Be it known that I, Nikola Tesla, a citizen of the United States, residing at New York, in the country and State of New York, have invented certain new and useful Improvements in Valvular Conduits of which the following is a full, clear and exact description.
Above is the first sentence of a little known patent filed by Nikola Tesla in 1916 for a device that has since been referred to as a Tesla valve. I figured as I’ve spent the last 2 weeks working on adapting this design, the very least I could do is make sure to acknowledge the original inventor.
As I mentioned in my post a few weeks ago, my current project (VADR) is to develop a breath sensor that will work in tandem with other breath collection technologies. When I started on the project, I had envisaged simply sticking a sensor to the inside of a breathing tube using some kind of high-tech ‘tape’.
However, as I researched the chemistry and developed the design of the sensor systems, I realised that I would need to have the sensor encased in some kind of static chamber that would hold the breath sample for a number of seconds.

________________________________________

## TASK OBJECTIVE
Resume the post about adapting the Tesla valve for a breath sensor, starting right after its last sentence. Nothing in the entries is needed for this work.

________________________________________

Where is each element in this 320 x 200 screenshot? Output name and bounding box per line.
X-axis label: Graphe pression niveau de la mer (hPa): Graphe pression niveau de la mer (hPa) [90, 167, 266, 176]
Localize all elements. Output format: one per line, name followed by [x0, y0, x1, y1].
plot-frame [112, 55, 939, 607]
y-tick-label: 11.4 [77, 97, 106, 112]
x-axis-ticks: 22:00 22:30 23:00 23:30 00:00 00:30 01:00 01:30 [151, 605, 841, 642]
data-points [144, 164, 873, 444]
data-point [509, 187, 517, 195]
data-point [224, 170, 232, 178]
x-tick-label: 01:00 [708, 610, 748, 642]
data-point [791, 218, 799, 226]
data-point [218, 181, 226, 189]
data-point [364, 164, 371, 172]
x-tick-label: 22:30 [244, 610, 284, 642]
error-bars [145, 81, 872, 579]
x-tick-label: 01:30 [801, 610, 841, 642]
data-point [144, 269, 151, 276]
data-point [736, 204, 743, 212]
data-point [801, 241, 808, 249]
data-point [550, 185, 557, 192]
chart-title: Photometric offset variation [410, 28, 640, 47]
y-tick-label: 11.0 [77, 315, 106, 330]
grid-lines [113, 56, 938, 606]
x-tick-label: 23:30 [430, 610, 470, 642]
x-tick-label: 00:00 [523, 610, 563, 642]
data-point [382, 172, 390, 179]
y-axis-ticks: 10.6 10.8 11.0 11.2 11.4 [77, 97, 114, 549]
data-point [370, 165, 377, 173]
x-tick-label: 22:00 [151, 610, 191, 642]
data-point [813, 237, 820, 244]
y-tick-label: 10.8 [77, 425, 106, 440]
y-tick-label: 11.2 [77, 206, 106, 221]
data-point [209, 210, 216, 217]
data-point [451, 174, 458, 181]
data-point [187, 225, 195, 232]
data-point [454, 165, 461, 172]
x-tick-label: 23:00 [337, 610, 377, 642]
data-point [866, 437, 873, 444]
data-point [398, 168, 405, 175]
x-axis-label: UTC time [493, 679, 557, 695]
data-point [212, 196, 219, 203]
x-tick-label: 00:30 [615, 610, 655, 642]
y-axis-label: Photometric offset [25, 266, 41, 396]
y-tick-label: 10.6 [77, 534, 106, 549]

________________________________________

## OUTPUT BELOW
My first ideas to create a kind of trap seemed, clunky.
So I moved on, to thinking about creating something that would not trap the breath, but simply impede it enough to get a stable reading.
After a few half-hearted attempts, I quickly realised that I was woefully under-qualified to design a new flow system and anything I made was going to require many, many iterations. So I did what any scientist does and tried Google, searching for a ‘valve with no moving parts’. Which gave me a hit from a scientist’s second favourite website, Wikipedia – on something called a Tesla Valve.
A Tesla valve uses what is now known as the Conda effect – which is the tendency of a flow to follow the nearest wall. Each of the looping offshoots divides the flow and also creates back pressure on the remaining flow.
The overall effect this creates is that any fluid or gas passing in the ‘wrong’ direction will require greater pressure than in the ‘right’ direction.
This kind of flow control is perfect for my application. I need the flow to pass into a chamber over my sensor and then out of the device and carry on down the breath sampling tube. When the person stops blowing, their breath would be preferentially retained in the chamber.
The valve only works in one direction, so I have not stopped all air movement from the chamber, but as I only need to retain a sample of the breath for a matter of 10-20s this should be more than sufficient to get stable results.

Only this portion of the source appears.